- [MATERIAL TO PROCESS]

►

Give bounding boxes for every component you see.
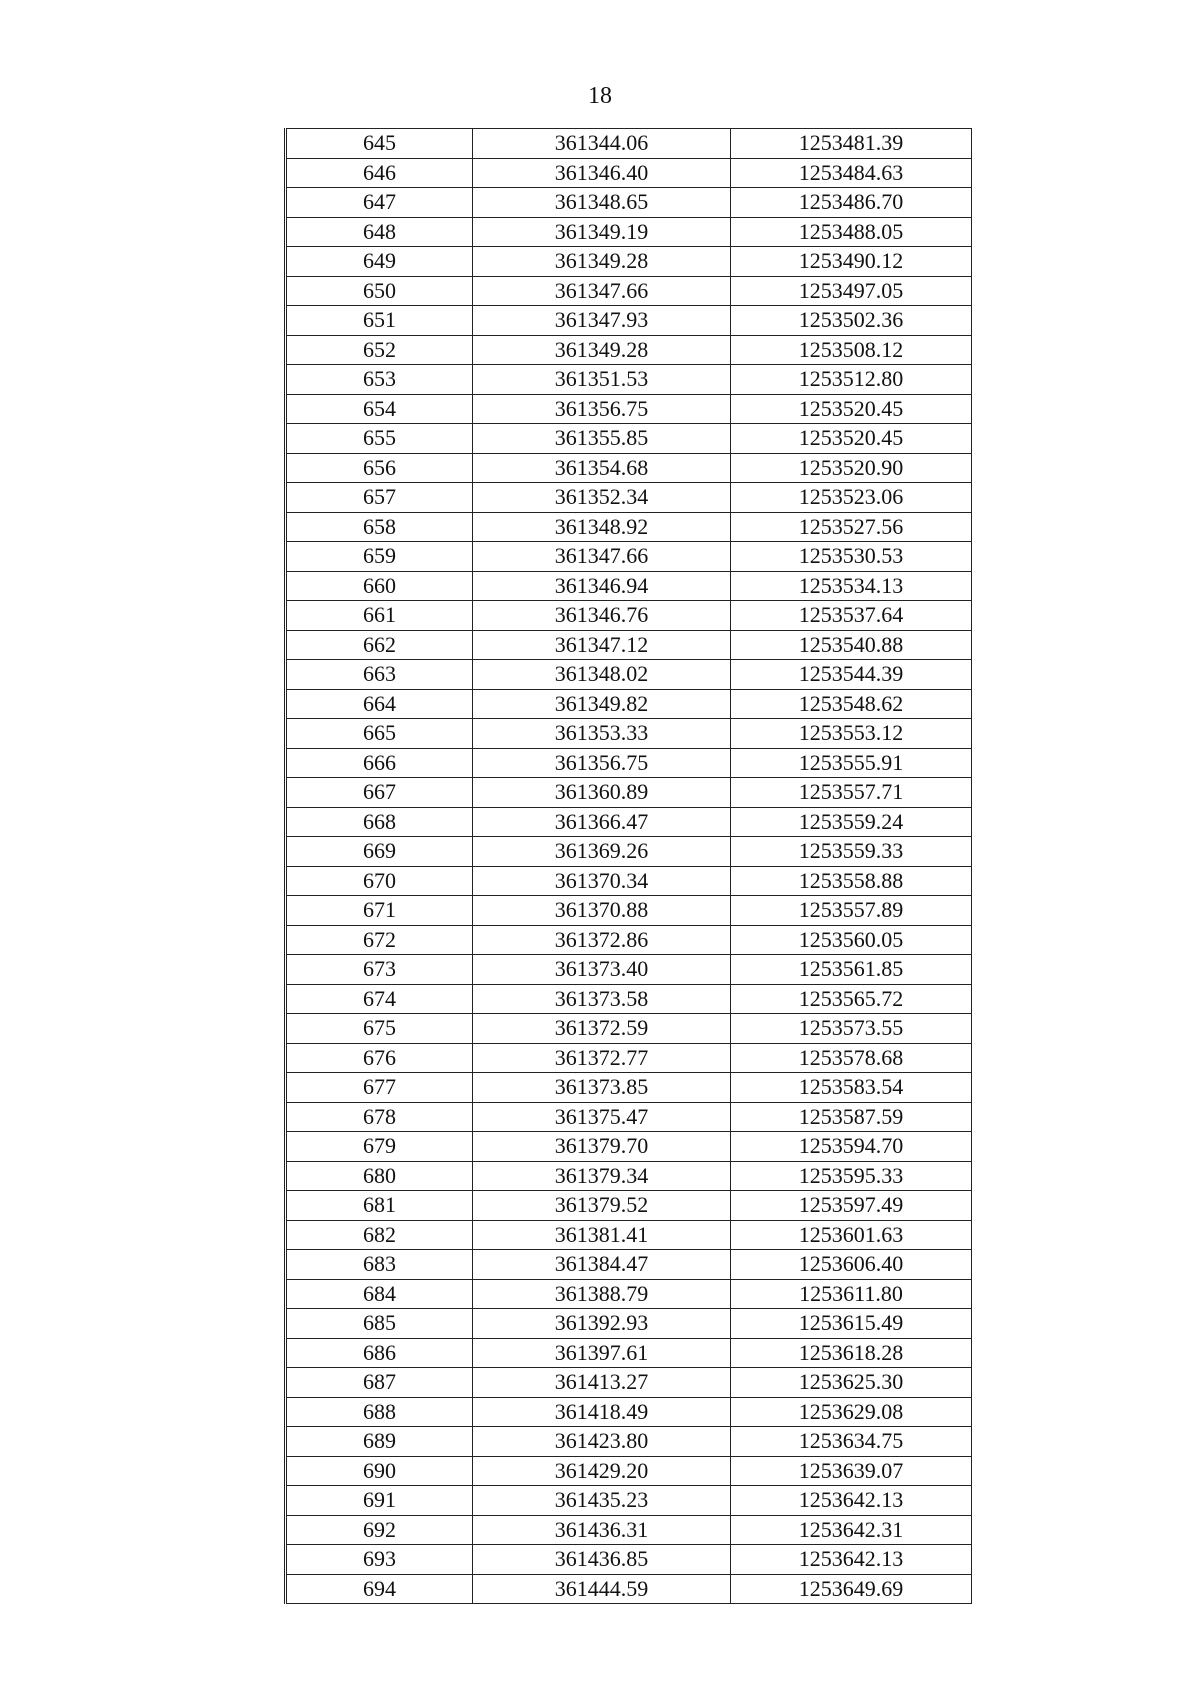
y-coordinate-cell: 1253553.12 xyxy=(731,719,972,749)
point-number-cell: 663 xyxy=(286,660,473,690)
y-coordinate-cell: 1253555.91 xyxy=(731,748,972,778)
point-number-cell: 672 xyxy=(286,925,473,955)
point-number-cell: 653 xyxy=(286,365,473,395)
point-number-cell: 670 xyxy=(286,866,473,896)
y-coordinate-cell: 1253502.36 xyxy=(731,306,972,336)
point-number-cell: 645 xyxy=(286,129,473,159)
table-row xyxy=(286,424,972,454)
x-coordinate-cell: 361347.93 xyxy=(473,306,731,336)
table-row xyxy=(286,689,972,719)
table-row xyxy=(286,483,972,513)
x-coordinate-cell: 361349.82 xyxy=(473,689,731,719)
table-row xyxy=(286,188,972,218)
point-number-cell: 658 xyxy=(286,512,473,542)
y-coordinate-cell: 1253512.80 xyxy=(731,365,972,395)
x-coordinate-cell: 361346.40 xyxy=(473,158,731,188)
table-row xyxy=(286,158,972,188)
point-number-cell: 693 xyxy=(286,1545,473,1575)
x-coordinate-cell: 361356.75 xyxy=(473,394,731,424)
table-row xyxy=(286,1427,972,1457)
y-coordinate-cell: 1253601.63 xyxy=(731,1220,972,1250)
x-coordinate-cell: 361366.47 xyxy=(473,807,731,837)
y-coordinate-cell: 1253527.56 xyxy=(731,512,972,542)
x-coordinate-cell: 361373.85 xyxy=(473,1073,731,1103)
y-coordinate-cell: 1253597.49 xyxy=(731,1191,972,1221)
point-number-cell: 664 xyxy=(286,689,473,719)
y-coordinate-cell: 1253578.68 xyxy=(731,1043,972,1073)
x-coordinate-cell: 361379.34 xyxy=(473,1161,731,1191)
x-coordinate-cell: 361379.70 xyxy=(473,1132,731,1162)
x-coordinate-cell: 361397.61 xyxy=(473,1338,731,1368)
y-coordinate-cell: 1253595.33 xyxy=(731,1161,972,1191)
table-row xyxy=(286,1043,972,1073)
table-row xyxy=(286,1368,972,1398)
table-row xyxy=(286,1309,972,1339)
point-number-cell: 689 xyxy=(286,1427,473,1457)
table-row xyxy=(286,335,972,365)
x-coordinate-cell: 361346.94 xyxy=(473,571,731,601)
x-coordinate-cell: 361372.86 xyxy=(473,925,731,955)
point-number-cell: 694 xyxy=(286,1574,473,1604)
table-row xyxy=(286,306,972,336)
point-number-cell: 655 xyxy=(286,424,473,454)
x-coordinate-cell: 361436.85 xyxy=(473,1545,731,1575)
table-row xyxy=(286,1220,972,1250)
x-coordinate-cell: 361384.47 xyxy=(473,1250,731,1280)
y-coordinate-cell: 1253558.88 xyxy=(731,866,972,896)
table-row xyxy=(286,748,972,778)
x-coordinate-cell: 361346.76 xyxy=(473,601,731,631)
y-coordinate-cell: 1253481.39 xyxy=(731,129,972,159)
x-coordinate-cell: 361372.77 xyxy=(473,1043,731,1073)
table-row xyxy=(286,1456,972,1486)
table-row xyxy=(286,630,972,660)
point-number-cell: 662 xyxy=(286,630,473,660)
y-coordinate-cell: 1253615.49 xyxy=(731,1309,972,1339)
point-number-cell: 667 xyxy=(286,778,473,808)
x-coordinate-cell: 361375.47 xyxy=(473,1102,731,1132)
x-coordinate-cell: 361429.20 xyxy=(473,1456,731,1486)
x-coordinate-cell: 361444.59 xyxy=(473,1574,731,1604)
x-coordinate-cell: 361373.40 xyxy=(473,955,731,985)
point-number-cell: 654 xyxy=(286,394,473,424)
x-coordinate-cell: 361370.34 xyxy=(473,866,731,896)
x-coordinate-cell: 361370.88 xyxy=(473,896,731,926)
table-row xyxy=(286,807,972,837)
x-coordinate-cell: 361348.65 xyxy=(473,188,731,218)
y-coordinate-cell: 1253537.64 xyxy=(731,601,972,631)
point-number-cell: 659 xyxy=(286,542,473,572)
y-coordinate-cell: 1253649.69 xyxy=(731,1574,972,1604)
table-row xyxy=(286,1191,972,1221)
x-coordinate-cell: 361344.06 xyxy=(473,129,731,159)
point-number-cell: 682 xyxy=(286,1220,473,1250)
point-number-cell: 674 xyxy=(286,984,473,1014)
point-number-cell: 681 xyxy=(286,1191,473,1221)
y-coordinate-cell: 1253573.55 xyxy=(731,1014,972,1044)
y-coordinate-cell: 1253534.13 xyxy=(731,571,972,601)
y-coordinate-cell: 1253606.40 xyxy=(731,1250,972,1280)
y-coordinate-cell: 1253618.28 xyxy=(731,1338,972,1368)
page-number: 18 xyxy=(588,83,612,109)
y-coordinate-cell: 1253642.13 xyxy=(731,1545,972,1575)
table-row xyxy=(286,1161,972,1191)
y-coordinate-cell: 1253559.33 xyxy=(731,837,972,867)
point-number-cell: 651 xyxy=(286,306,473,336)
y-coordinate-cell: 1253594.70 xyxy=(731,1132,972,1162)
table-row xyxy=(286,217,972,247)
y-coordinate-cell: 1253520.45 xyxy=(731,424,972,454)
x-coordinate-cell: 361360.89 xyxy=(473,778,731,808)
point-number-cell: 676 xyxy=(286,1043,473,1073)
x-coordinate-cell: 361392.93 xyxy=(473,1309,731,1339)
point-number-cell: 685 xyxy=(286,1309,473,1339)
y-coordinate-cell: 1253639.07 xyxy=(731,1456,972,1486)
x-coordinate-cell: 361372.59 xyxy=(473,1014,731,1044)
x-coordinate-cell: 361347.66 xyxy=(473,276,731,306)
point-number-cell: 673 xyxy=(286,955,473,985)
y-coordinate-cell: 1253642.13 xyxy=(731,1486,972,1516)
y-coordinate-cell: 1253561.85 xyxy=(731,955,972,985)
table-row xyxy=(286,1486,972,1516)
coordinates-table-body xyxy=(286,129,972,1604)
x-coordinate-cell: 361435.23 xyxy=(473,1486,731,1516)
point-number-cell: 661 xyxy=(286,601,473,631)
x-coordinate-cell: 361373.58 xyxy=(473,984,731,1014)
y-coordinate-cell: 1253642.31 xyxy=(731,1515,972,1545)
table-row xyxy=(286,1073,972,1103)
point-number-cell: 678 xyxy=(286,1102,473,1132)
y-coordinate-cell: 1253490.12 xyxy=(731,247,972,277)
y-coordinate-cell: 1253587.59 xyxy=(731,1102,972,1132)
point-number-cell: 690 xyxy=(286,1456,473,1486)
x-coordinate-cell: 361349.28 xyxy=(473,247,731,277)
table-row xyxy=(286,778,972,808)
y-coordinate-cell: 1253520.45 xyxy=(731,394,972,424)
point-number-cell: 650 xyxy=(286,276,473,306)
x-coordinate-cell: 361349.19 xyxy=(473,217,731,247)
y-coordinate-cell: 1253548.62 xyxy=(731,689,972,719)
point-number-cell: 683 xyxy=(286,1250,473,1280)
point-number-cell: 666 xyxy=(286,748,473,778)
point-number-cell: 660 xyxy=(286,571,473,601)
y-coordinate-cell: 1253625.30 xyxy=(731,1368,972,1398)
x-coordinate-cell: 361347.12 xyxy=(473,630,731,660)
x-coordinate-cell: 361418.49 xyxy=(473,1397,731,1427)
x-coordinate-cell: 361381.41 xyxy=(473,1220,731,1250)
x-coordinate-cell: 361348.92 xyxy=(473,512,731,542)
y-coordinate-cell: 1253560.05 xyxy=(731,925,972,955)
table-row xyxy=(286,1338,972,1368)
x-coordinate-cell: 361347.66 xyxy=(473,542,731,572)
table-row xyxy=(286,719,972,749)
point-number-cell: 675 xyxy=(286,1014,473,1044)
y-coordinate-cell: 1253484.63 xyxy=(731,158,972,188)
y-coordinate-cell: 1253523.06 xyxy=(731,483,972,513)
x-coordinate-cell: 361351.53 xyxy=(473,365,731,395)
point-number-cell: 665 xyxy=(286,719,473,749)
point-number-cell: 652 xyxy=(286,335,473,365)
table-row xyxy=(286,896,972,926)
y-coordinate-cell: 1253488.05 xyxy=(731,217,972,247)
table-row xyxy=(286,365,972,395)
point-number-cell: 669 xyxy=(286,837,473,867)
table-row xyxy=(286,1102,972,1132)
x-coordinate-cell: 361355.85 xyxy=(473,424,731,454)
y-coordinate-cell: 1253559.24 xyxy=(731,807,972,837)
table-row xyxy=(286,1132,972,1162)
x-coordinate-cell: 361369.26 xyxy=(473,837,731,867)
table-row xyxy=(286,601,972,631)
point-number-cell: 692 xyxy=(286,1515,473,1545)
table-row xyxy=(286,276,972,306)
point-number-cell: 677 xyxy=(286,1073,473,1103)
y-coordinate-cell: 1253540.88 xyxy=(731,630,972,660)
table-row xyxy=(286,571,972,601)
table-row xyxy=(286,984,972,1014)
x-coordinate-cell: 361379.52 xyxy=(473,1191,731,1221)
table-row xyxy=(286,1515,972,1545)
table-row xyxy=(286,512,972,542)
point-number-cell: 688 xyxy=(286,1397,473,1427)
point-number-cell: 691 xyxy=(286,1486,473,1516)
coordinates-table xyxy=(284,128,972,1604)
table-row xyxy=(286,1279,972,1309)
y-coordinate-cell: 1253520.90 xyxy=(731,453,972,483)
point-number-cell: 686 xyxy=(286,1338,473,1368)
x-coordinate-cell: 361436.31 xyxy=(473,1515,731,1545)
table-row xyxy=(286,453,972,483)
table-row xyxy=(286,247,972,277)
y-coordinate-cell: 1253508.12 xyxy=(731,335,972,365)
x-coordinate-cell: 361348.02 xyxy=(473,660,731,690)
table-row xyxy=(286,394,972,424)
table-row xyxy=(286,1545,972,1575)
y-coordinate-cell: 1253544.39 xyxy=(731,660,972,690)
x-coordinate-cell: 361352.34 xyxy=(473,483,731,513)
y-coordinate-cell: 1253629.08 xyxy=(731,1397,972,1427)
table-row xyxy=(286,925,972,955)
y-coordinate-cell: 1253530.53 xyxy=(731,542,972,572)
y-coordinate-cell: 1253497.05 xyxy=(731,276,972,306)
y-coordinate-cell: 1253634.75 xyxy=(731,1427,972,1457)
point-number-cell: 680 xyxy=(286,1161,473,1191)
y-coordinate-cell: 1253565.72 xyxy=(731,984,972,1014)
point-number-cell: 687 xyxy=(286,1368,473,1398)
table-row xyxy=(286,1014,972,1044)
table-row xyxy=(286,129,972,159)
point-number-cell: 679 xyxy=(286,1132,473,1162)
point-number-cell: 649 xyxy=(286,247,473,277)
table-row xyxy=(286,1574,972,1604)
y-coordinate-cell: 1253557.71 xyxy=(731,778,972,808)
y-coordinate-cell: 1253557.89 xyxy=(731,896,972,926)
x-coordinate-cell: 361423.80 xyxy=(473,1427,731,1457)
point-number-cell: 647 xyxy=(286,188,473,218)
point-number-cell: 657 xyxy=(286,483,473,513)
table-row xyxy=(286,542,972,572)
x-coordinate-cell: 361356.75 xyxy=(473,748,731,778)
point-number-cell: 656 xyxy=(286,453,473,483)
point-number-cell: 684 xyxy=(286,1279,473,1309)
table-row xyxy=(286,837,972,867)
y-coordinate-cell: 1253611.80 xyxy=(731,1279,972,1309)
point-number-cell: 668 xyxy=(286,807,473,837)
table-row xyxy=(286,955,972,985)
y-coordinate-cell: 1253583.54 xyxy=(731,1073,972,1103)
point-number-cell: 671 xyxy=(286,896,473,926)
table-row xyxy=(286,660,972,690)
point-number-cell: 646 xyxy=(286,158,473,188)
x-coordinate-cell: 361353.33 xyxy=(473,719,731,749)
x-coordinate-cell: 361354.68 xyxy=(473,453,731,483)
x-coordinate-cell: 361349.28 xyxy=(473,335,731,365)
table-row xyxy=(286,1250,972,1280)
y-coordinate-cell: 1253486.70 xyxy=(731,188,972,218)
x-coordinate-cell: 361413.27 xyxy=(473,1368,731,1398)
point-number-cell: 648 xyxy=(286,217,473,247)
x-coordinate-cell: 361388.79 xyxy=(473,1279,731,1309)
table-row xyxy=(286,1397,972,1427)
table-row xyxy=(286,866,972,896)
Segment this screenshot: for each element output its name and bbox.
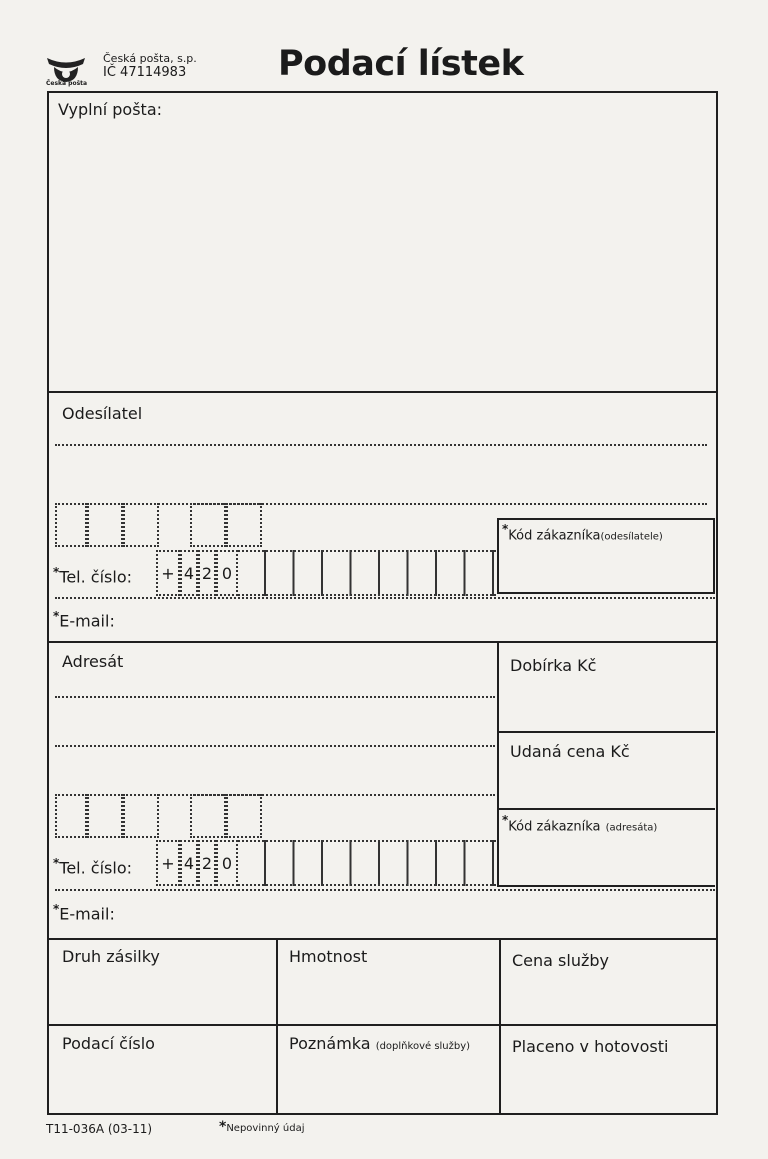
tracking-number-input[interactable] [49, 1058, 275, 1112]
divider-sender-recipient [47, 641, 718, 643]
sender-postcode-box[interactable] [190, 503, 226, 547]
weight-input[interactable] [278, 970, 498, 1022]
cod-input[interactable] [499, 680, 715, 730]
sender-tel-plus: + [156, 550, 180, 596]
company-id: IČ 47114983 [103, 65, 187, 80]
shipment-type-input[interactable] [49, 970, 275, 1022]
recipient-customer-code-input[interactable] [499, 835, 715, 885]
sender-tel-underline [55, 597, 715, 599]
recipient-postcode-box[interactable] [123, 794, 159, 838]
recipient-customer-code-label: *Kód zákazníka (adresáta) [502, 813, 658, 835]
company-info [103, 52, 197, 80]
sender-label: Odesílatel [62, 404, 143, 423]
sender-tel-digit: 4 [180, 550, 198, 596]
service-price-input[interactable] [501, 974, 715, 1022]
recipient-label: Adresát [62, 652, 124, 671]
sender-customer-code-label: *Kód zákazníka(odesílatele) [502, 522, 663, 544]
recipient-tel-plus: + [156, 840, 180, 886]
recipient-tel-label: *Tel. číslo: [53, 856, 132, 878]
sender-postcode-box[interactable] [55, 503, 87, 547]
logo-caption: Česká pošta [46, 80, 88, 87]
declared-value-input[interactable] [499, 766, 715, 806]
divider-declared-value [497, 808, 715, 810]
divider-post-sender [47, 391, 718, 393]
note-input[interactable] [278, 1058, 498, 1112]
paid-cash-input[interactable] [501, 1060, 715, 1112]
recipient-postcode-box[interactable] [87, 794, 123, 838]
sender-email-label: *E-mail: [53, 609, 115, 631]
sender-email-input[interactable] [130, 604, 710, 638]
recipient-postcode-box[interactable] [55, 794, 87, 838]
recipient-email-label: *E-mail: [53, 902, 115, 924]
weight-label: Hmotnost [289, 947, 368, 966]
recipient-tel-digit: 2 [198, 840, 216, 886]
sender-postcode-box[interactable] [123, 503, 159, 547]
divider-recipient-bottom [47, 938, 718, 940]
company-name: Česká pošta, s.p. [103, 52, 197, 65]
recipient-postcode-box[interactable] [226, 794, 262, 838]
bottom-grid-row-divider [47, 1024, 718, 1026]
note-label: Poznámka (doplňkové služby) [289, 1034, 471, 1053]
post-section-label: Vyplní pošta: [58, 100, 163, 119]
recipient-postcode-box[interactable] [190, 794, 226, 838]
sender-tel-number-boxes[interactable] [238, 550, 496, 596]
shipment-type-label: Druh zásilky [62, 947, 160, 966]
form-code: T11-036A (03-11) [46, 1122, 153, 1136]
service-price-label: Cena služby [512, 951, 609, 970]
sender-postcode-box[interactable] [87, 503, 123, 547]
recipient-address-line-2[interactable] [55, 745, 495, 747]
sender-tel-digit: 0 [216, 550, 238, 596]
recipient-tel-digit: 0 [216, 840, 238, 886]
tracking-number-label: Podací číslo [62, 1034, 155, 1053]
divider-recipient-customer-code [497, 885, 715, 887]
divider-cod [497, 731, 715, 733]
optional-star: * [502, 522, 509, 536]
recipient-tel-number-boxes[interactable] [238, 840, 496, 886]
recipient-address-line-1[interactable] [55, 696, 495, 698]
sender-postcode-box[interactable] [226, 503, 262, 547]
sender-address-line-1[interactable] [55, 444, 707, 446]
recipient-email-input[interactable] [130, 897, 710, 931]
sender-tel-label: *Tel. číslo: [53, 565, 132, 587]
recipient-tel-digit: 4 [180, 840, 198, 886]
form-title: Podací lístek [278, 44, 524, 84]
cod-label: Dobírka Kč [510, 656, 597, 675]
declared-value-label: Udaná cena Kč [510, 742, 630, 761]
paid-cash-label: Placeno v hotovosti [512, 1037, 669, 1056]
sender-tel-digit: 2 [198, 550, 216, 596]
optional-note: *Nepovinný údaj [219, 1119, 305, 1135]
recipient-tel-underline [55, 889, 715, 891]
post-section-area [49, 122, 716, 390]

◄

Repeat the lines starting at the one containing "y-coordinate-cell: 1253553.12 xyxy=(731,719,972,749)" and ending at the one containing "point-number-cell: 694 xyxy=(286,1574,473,1604)", including both ends.

- [SOLUTION]
y-coordinate-cell: 1253553.12 xyxy=(731,719,972,749)
point-number-cell: 663 xyxy=(286,660,473,690)
y-coordinate-cell: 1253555.91 xyxy=(731,748,972,778)
point-number-cell: 672 xyxy=(286,925,473,955)
point-number-cell: 653 xyxy=(286,365,473,395)
point-number-cell: 670 xyxy=(286,866,473,896)
y-coordinate-cell: 1253502.36 xyxy=(731,306,972,336)
point-number-cell: 645 xyxy=(286,129,473,159)
table-row xyxy=(286,424,972,454)
x-coordinate-cell: 361347.93 xyxy=(473,306,731,336)
table-row xyxy=(286,689,972,719)
table-row xyxy=(286,483,972,513)
x-coordinate-cell: 361349.82 xyxy=(473,689,731,719)
table-row xyxy=(286,188,972,218)
point-number-cell: 658 xyxy=(286,512,473,542)
y-coordinate-cell: 1253512.80 xyxy=(731,365,972,395)
x-coordinate-cell: 361346.40 xyxy=(473,158,731,188)
table-row xyxy=(286,158,972,188)
point-number-cell: 693 xyxy=(286,1545,473,1575)
x-coordinate-cell: 361356.75 xyxy=(473,394,731,424)
table-row xyxy=(286,1427,972,1457)
y-coordinate-cell: 1253601.63 xyxy=(731,1220,972,1250)
x-coordinate-cell: 361366.47 xyxy=(473,807,731,837)
y-coordinate-cell: 1253527.56 xyxy=(731,512,972,542)
x-coordinate-cell: 361373.85 xyxy=(473,1073,731,1103)
y-coordinate-cell: 1253597.49 xyxy=(731,1191,972,1221)
point-number-cell: 664 xyxy=(286,689,473,719)
y-coordinate-cell: 1253578.68 xyxy=(731,1043,972,1073)
x-coordinate-cell: 361379.34 xyxy=(473,1161,731,1191)
x-coordinate-cell: 361379.70 xyxy=(473,1132,731,1162)
x-coordinate-cell: 361397.61 xyxy=(473,1338,731,1368)
y-coordinate-cell: 1253595.33 xyxy=(731,1161,972,1191)
table-row xyxy=(286,1043,972,1073)
table-row xyxy=(286,1368,972,1398)
table-row xyxy=(286,1309,972,1339)
point-number-cell: 689 xyxy=(286,1427,473,1457)
table-row xyxy=(286,335,972,365)
x-coordinate-cell: 361346.94 xyxy=(473,571,731,601)
x-coordinate-cell: 361372.86 xyxy=(473,925,731,955)
point-number-cell: 694 xyxy=(286,1574,473,1604)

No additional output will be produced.